[Stored dataset items]
START
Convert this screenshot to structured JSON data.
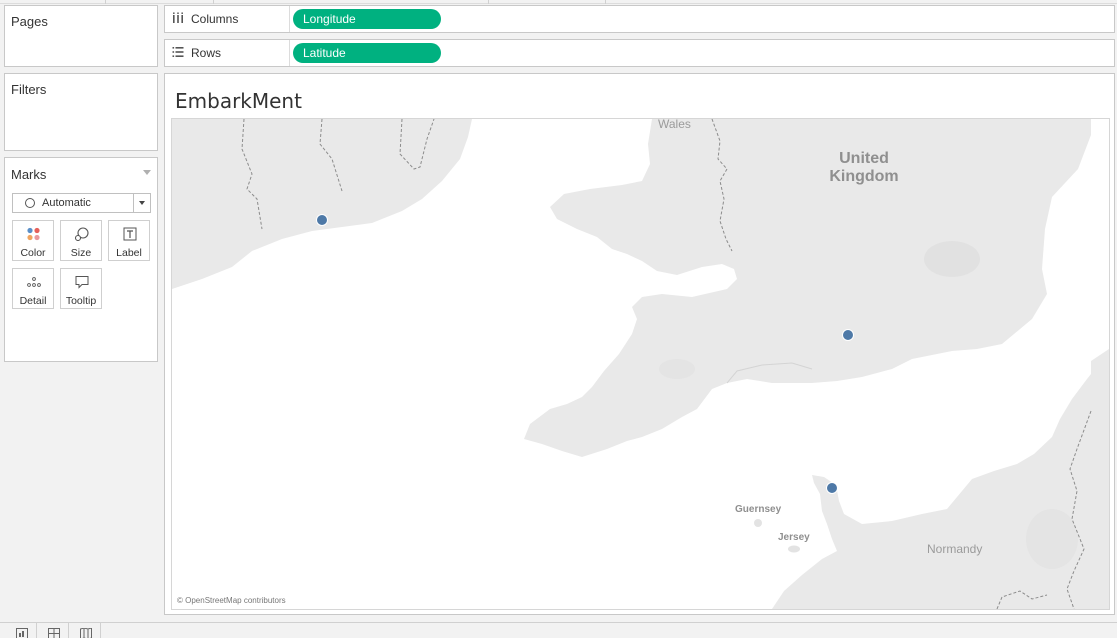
{
  "cards": {
    "pages": {
      "title": "Pages"
    },
    "filters": {
      "title": "Filters"
    },
    "marks": {
      "title": "Marks",
      "mark_type": "Automatic",
      "buttons": [
        {
          "label": "Color",
          "icon": "color-icon"
        },
        {
          "label": "Size",
          "icon": "size-icon"
        },
        {
          "label": "Label",
          "icon": "label-icon"
        },
        {
          "label": "Detail",
          "icon": "detail-icon"
        },
        {
          "label": "Tooltip",
          "icon": "tooltip-icon"
        }
      ]
    }
  },
  "shelves": {
    "columns": {
      "label": "Columns",
      "pill": "Longitude",
      "icon": "columns-icon"
    },
    "rows": {
      "label": "Rows",
      "pill": "Latitude",
      "icon": "rows-icon"
    }
  },
  "view": {
    "title": "EmbarkMent",
    "map": {
      "place_labels": {
        "wales": "Wales",
        "uk_line1": "United",
        "uk_line2": "Kingdom",
        "guernsey": "Guernsey",
        "jersey": "Jersey",
        "normandy": "Normandy"
      },
      "attribution": "© OpenStreetMap contributors",
      "point_count": 3,
      "point_color": "#4e79a7"
    }
  },
  "colors": {
    "pill": "#00b180",
    "land": "#e9e9e9",
    "water": "#ffffff",
    "marks": "#4e79a7"
  },
  "bottom_tabs": [
    "new-worksheet-icon",
    "new-dashboard-icon",
    "new-story-icon"
  ]
}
END
:: EXERCISE INSTRUCTIONS ::
Show, from the listing above, each line that contains the word "pill".

:: THE COMPLETED TASK ::
      "pill": "Longitude",
      "pill": "Latitude",
    "pill": "#00b180",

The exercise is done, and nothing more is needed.